Copy all the entries word for word, but omit the pictures.

┌─ Provided data

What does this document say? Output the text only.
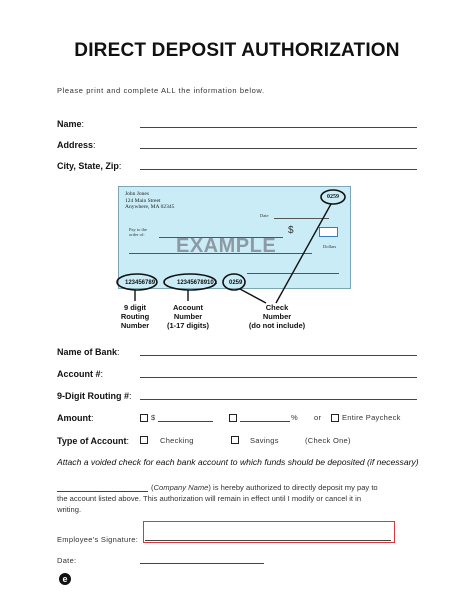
DIRECT DEPOSIT AUTHORIZATION
Please print and complete ALL the information below.
Name:
Address:
City, State, Zip:
John Jones
124 Main Street
Anywhere, MA 02345
0259
Date
Pay to the order of:	$
EXAMPLE	Dollars
123456789	123456789101 0259
9 digit
Routing
Number
Account
Number
(1-17 digits)
Check
Number
(do not include)
Name of Bank:
Account #:
9-Digit Routing #:
Amount:	$	% or	Entire Paycheck
Type of Account:	Checking	Savings	(Check One)
Attach a voided check for each bank account to which funds should be deposited (if necessary)
(Company Name) is hereby authorized to directly deposit my pay to
the account listed above. This authorization will remain in effect until I modify or cancel it in
writing.
Employee's Signature:
Date:
e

└─

[The completed task]
What does this document say? Output the text only.
DIRECT DEPOSIT AUTHORIZATION
Please print and complete ALL the information below.
Name:
Address:
City, State, Zip:
John Jones
124 Main Street
Anywhere, MA 02345
0259
Date
Pay to the order of:	$
EXAMPLE	Dollars
123456789	123456789101 0259
9 digit
Routing
Number
Account
Number
(1-17 digits)
Check
Number
(do not include)
Name of Bank:
Account #:
9-Digit Routing #:
Amount:	$	% or	Entire Paycheck
Type of Account:	Checking	Savings	(Check One)
Attach a voided check for each bank account to which funds should be deposited (if necessary)
(Company Name) is hereby authorized to directly deposit my pay to
the account listed above. This authorization will remain in effect until I modify or cancel it in
writing.
Employee's Signature:
Date:
e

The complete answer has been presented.